--- START Provided entries ---

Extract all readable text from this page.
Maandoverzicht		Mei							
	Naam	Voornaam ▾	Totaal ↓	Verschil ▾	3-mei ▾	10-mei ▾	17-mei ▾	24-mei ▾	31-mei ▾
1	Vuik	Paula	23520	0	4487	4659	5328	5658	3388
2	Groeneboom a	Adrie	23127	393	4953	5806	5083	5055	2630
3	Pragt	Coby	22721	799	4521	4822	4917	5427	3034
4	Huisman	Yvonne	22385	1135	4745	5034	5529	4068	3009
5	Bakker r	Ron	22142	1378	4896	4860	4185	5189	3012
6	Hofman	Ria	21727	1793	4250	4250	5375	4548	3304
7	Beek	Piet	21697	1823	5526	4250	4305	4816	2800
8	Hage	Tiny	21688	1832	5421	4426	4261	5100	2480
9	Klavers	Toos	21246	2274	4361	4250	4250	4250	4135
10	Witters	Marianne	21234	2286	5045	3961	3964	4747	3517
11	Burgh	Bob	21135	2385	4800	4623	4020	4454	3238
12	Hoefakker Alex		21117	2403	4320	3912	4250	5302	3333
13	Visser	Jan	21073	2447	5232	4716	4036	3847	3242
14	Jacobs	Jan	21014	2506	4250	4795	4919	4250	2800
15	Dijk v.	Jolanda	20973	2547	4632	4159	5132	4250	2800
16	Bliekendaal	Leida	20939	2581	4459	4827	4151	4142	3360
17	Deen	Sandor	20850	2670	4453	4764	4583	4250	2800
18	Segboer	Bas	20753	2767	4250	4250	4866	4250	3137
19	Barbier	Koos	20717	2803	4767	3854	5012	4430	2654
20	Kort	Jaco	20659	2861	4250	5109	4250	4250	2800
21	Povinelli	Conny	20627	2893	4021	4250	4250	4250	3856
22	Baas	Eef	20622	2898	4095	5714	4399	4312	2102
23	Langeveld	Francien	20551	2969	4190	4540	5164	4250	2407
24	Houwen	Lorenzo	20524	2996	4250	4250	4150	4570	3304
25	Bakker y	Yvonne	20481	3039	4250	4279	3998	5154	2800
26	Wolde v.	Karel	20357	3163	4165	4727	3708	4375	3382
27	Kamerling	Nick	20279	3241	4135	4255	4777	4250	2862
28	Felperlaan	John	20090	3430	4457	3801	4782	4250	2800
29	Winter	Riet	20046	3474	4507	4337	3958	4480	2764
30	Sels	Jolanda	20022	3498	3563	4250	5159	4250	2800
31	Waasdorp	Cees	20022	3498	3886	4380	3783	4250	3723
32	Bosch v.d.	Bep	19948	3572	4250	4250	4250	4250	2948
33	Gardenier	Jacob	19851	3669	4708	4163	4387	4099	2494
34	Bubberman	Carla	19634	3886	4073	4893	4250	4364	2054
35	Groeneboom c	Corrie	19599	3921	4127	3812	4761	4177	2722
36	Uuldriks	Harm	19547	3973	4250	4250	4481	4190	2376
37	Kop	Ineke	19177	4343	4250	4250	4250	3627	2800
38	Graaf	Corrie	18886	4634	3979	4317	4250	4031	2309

--- END Provided entries ---

— Required work —
Write every record out again, unaltered.

— Full response —
Extract all readable text from this page.
Maandoverzicht		Mei							
	Naam	Voornaam ▾	Totaal ↓	Verschil ▾	3-mei ▾	10-mei ▾	17-mei ▾	24-mei ▾	31-mei ▾
1	Vuik	Paula	23520	0	4487	4659	5328	5658	3388
2	Groeneboom a	Adrie	23127	393	4953	5806	5083	5055	2630
3	Pragt	Coby	22721	799	4521	4822	4917	5427	3034
4	Huisman	Yvonne	22385	1135	4745	5034	5529	4068	3009
5	Bakker r	Ron	22142	1378	4896	4860	4185	5189	3012
6	Hofman	Ria	21727	1793	4250	4250	5375	4548	3304
7	Beek	Piet	21697	1823	5526	4250	4305	4816	2800
8	Hage	Tiny	21688	1832	5421	4426	4261	5100	2480
9	Klavers	Toos	21246	2274	4361	4250	4250	4250	4135
10	Witters	Marianne	21234	2286	5045	3961	3964	4747	3517
11	Burgh	Bob	21135	2385	4800	4623	4020	4454	3238
12	Hoefakker Alex		21117	2403	4320	3912	4250	5302	3333
13	Visser	Jan	21073	2447	5232	4716	4036	3847	3242
14	Jacobs	Jan	21014	2506	4250	4795	4919	4250	2800
15	Dijk v.	Jolanda	20973	2547	4632	4159	5132	4250	2800
16	Bliekendaal	Leida	20939	2581	4459	4827	4151	4142	3360
17	Deen	Sandor	20850	2670	4453	4764	4583	4250	2800
18	Segboer	Bas	20753	2767	4250	4250	4866	4250	3137
19	Barbier	Koos	20717	2803	4767	3854	5012	4430	2654
20	Kort	Jaco	20659	2861	4250	5109	4250	4250	2800
21	Povinelli	Conny	20627	2893	4021	4250	4250	4250	3856
22	Baas	Eef	20622	2898	4095	5714	4399	4312	2102
23	Langeveld	Francien	20551	2969	4190	4540	5164	4250	2407
24	Houwen	Lorenzo	20524	2996	4250	4250	4150	4570	3304
25	Bakker y	Yvonne	20481	3039	4250	4279	3998	5154	2800
26	Wolde v.	Karel	20357	3163	4165	4727	3708	4375	3382
27	Kamerling	Nick	20279	3241	4135	4255	4777	4250	2862
28	Felperlaan	John	20090	3430	4457	3801	4782	4250	2800
29	Winter	Riet	20046	3474	4507	4337	3958	4480	2764
30	Sels	Jolanda	20022	3498	3563	4250	5159	4250	2800
31	Waasdorp	Cees	20022	3498	3886	4380	3783	4250	3723
32	Bosch v.d.	Bep	19948	3572	4250	4250	4250	4250	2948
33	Gardenier	Jacob	19851	3669	4708	4163	4387	4099	2494
34	Bubberman	Carla	19634	3886	4073	4893	4250	4364	2054
35	Groeneboom c	Corrie	19599	3921	4127	3812	4761	4177	2722
36	Uuldriks	Harm	19547	3973	4250	4250	4481	4190	2376
37	Kop	Ineke	19177	4343	4250	4250	4250	3627	2800
38	Graaf	Corrie	18886	4634	3979	4317	4250	4031	2309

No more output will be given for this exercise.